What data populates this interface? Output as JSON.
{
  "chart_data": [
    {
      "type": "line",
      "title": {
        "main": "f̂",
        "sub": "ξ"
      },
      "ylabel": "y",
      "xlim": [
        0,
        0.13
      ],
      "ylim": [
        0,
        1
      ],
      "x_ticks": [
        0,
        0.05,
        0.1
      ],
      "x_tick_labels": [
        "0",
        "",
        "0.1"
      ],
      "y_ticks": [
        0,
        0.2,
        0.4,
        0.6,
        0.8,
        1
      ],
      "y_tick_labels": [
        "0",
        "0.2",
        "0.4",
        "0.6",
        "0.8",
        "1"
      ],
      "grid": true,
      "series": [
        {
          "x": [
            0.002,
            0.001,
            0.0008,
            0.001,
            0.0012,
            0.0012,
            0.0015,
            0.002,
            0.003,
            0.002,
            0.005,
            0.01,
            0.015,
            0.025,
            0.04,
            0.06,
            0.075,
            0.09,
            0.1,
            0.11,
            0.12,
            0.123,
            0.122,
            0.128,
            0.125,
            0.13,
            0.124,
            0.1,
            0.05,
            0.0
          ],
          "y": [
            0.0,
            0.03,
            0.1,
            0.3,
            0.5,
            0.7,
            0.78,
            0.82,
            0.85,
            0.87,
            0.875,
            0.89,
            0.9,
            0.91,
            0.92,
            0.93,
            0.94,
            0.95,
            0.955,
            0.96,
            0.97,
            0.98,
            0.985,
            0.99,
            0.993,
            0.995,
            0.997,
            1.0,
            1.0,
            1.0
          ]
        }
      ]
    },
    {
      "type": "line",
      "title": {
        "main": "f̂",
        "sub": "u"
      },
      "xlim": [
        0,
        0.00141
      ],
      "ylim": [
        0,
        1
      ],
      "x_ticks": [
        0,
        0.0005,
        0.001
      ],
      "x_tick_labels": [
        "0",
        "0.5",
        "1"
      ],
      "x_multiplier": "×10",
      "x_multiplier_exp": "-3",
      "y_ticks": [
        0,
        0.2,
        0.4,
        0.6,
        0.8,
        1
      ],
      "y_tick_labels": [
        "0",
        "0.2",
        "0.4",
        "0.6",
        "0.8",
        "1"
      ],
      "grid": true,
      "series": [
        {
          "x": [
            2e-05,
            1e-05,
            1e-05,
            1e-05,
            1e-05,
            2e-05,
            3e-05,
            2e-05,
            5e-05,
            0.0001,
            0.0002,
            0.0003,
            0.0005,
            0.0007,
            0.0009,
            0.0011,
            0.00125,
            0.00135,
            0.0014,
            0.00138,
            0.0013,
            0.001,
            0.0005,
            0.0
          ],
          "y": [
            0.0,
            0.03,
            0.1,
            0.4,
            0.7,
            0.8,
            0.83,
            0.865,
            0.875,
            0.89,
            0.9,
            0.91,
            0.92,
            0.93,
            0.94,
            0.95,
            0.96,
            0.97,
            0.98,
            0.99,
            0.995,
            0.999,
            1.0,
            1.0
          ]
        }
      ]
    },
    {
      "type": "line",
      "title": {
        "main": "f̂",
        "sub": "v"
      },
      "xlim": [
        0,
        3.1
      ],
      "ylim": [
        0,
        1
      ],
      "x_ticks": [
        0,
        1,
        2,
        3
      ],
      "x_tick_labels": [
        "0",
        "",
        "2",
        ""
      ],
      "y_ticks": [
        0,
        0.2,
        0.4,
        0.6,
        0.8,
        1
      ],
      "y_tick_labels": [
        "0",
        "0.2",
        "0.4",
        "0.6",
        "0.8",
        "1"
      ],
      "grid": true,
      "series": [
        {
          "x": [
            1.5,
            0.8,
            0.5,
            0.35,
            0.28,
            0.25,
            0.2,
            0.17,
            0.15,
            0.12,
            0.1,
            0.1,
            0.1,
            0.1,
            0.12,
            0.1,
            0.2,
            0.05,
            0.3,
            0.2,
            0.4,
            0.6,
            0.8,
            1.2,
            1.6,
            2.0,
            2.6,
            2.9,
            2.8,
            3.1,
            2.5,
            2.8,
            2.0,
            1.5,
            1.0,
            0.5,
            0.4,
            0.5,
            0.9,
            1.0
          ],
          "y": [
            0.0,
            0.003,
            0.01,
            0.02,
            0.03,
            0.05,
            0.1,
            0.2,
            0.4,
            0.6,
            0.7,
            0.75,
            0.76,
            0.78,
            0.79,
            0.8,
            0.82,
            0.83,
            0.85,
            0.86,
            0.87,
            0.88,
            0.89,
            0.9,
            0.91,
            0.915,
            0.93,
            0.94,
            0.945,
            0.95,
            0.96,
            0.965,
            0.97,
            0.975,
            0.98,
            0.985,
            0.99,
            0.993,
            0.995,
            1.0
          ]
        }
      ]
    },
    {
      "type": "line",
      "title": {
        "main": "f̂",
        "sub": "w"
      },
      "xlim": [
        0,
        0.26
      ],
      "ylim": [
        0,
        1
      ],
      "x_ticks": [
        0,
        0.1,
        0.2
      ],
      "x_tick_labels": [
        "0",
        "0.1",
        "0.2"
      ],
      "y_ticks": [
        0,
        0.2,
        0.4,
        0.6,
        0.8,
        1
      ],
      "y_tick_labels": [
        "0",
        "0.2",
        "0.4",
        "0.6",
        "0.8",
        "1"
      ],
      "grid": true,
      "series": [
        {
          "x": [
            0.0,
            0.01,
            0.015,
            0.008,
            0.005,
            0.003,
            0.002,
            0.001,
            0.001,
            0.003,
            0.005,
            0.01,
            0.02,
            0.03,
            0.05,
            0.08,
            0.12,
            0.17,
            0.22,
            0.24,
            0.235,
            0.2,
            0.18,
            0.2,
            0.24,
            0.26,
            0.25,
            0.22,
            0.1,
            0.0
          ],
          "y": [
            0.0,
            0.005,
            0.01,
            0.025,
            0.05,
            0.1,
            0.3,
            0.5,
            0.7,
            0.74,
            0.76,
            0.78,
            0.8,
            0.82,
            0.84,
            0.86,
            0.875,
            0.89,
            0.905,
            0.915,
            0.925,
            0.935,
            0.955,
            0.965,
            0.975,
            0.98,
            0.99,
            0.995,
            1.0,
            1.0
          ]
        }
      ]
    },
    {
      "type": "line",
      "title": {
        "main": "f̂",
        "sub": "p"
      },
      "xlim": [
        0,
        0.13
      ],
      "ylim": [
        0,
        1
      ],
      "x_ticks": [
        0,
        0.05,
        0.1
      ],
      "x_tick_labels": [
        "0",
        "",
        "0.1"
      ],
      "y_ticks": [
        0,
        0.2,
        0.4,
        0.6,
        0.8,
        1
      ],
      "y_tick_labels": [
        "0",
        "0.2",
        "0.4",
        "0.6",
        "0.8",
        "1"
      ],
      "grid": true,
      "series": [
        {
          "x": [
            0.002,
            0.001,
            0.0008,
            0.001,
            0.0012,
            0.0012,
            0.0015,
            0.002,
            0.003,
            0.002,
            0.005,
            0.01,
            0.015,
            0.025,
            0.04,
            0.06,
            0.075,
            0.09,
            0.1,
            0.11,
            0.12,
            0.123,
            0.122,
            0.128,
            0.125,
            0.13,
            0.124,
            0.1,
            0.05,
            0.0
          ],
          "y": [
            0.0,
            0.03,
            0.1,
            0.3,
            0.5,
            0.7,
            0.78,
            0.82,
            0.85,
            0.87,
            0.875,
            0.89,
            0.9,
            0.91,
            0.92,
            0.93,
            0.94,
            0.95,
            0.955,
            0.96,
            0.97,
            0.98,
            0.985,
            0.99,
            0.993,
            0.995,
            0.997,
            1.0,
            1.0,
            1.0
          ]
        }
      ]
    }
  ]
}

○ ○ ○

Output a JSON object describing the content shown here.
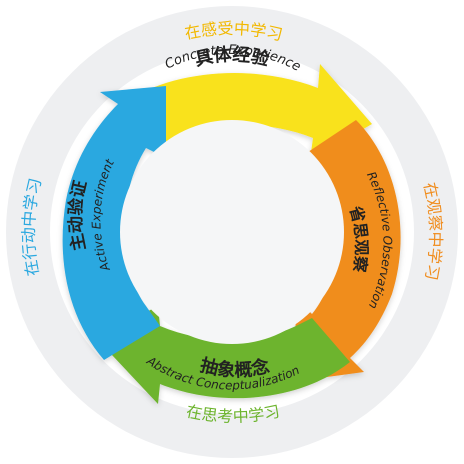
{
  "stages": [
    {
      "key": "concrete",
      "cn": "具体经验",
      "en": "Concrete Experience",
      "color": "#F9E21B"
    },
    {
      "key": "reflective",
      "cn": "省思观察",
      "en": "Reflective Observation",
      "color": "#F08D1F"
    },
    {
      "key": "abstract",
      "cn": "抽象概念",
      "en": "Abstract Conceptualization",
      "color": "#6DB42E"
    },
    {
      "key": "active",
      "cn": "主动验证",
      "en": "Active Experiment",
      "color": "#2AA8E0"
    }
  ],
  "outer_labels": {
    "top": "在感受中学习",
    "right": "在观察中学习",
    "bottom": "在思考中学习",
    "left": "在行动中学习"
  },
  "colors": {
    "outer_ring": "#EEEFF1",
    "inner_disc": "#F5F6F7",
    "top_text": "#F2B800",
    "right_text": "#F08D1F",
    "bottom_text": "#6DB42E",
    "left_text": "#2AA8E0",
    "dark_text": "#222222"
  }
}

○ ○ ○

Work to be completed => Among these entries, how many lines include the string "JSON"? Reply with the number by itself.

Answer for this exercise => 2